All of the material below is to be returned exactly.

++++ STORED ROWS ++++

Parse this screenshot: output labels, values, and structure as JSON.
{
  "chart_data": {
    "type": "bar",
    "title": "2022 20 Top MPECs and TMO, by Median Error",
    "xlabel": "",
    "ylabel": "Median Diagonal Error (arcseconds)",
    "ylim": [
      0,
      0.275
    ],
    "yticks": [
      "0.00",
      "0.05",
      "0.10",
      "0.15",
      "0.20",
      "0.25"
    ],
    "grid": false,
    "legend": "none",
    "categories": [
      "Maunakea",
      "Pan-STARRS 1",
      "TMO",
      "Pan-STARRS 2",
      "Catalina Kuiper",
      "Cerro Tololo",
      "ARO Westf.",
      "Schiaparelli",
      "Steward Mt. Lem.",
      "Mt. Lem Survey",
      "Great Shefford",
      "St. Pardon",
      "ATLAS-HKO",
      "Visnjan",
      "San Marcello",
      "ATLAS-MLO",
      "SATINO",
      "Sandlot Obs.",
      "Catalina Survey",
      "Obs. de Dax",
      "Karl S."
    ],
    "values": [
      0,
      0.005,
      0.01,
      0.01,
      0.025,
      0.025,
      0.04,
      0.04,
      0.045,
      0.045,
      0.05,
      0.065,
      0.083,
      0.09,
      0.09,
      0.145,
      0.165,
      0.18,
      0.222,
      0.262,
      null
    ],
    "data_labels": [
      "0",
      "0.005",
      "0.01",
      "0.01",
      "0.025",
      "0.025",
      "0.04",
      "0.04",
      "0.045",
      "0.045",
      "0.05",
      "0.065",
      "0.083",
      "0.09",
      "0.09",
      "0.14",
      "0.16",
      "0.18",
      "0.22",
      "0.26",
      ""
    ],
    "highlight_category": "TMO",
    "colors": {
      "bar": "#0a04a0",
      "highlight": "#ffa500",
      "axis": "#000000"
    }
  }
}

++++

▸ THE RESPONSE:
Parse this screenshot: output labels, values, and structure as JSON.
{
  "chart_data": {
    "type": "bar",
    "title": "2022 20 Top MPECs and TMO, by Median Error",
    "xlabel": "",
    "ylabel": "Median Diagonal Error (arcseconds)",
    "ylim": [
      0,
      0.275
    ],
    "yticks": [
      "0.00",
      "0.05",
      "0.10",
      "0.15",
      "0.20",
      "0.25"
    ],
    "grid": false,
    "legend": "none",
    "categories": [
      "Maunakea",
      "Pan-STARRS 1",
      "TMO",
      "Pan-STARRS 2",
      "Catalina Kuiper",
      "Cerro Tololo",
      "ARO Westf.",
      "Schiaparelli",
      "Steward Mt. Lem.",
      "Mt. Lem Survey",
      "Great Shefford",
      "St. Pardon",
      "ATLAS-HKO",
      "Visnjan",
      "San Marcello",
      "ATLAS-MLO",
      "SATINO",
      "Sandlot Obs.",
      "Catalina Survey",
      "Obs. de Dax",
      "Karl S."
    ],
    "values": [
      0,
      0.005,
      0.01,
      0.01,
      0.025,
      0.025,
      0.04,
      0.04,
      0.045,
      0.045,
      0.05,
      0.065,
      0.083,
      0.09,
      0.09,
      0.145,
      0.165,
      0.18,
      0.222,
      0.262,
      null
    ],
    "data_labels": [
      "0",
      "0.005",
      "0.01",
      "0.01",
      "0.025",
      "0.025",
      "0.04",
      "0.04",
      "0.045",
      "0.045",
      "0.05",
      "0.065",
      "0.083",
      "0.09",
      "0.09",
      "0.14",
      "0.16",
      "0.18",
      "0.22",
      "0.26",
      ""
    ],
    "highlight_category": "TMO",
    "colors": {
      "bar": "#0a04a0",
      "highlight": "#ffa500",
      "axis": "#000000"
    }
  }
}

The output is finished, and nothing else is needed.